─── Records supplied

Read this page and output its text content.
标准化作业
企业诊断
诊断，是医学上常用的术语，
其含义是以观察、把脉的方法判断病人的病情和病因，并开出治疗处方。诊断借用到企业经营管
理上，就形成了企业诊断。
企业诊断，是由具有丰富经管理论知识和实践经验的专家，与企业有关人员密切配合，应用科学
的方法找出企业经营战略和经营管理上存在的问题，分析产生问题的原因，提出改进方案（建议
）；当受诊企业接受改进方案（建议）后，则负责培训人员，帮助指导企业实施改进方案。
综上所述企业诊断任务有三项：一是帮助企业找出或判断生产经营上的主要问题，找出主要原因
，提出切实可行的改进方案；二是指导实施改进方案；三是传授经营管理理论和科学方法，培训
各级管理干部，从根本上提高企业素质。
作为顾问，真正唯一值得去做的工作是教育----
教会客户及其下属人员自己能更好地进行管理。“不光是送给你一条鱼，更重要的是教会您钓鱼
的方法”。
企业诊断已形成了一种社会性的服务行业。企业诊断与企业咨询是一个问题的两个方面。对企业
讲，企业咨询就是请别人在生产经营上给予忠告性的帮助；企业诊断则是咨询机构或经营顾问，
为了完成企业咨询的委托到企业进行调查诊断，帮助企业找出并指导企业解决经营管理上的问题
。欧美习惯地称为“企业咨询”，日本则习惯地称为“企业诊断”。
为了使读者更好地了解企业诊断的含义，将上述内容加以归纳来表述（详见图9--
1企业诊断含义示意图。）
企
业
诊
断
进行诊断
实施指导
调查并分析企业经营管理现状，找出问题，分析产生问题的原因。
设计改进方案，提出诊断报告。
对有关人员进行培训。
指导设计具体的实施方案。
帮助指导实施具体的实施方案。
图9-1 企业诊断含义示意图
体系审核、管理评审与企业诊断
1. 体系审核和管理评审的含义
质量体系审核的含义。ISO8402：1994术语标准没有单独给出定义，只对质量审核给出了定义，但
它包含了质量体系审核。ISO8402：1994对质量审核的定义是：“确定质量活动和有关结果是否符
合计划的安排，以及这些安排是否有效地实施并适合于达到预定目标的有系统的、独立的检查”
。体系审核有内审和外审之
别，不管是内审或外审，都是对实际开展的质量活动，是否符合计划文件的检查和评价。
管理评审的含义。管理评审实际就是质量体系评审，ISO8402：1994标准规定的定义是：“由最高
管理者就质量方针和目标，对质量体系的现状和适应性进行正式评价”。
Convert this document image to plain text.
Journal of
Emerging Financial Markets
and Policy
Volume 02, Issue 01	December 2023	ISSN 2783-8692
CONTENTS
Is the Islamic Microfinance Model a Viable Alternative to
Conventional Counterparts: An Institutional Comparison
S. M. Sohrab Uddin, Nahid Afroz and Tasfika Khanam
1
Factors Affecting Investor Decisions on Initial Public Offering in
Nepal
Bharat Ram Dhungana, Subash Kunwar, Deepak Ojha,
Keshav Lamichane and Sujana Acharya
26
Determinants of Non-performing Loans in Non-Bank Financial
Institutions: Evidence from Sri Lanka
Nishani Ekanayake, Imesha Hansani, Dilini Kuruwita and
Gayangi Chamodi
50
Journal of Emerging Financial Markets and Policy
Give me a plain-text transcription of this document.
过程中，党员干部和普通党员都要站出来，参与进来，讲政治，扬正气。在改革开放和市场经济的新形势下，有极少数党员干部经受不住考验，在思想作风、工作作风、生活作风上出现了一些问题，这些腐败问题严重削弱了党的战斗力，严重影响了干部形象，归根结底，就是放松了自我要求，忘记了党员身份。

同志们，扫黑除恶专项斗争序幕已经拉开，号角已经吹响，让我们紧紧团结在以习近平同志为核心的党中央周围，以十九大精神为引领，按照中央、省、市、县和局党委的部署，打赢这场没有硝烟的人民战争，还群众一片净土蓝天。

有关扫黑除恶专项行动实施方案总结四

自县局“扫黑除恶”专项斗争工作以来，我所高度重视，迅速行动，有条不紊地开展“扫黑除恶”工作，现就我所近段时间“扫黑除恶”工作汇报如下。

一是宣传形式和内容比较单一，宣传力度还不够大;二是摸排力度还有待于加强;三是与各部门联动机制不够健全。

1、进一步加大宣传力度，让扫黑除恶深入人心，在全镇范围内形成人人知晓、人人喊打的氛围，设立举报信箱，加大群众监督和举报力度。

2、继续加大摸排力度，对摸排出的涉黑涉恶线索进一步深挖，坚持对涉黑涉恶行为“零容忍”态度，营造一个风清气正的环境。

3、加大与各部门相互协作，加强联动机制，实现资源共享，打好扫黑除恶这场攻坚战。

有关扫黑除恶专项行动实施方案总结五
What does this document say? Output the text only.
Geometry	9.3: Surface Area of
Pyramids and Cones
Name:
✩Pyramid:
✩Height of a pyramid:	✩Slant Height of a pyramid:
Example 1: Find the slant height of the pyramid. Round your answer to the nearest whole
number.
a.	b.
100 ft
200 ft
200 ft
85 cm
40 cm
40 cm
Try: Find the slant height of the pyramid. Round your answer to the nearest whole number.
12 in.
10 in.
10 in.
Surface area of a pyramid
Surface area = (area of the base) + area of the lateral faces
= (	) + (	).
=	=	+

──────

* **Written problem**:
Only the lines from the one containing "Give me a plain-text" to the end of the data should be printed, exactly as they stand.

* **Problem solution**:
Give me a plain-text transcription of this document.
过程中，党员干部和普通党员都要站出来，参与进来，讲政治，扬正气。在改革开放和市场经济的新形势下，有极少数党员干部经受不住考验，在思想作风、工作作风、生活作风上出现了一些问题，这些腐败问题严重削弱了党的战斗力，严重影响了干部形象，归根结底，就是放松了自我要求，忘记了党员身份。

同志们，扫黑除恶专项斗争序幕已经拉开，号角已经吹响，让我们紧紧团结在以习近平同志为核心的党中央周围，以十九大精神为引领，按照中央、省、市、县和局党委的部署，打赢这场没有硝烟的人民战争，还群众一片净土蓝天。

有关扫黑除恶专项行动实施方案总结四

自县局“扫黑除恶”专项斗争工作以来，我所高度重视，迅速行动，有条不紊地开展“扫黑除恶”工作，现就我所近段时间“扫黑除恶”工作汇报如下。

一是宣传形式和内容比较单一，宣传力度还不够大;二是摸排力度还有待于加强;三是与各部门联动机制不够健全。

1、进一步加大宣传力度，让扫黑除恶深入人心，在全镇范围内形成人人知晓、人人喊打的氛围，设立举报信箱，加大群众监督和举报力度。

2、继续加大摸排力度，对摸排出的涉黑涉恶线索进一步深挖，坚持对涉黑涉恶行为“零容忍”态度，营造一个风清气正的环境。

3、加大与各部门相互协作，加强联动机制，实现资源共享，打好扫黑除恶这场攻坚战。

有关扫黑除恶专项行动实施方案总结五
What does this document say? Output the text only.
Geometry	9.3: Surface Area of
Pyramids and Cones
Name:
✩Pyramid:
✩Height of a pyramid:	✩Slant Height of a pyramid:
Example 1: Find the slant height of the pyramid. Round your answer to the nearest whole
number.
a.	b.
100 ft
200 ft
200 ft
85 cm
40 cm
40 cm
Try: Find the slant height of the pyramid. Round your answer to the nearest whole number.
12 in.
10 in.
10 in.
Surface area of a pyramid
Surface area = (area of the base) + area of the lateral faces
= (	) + (	).
=	=	+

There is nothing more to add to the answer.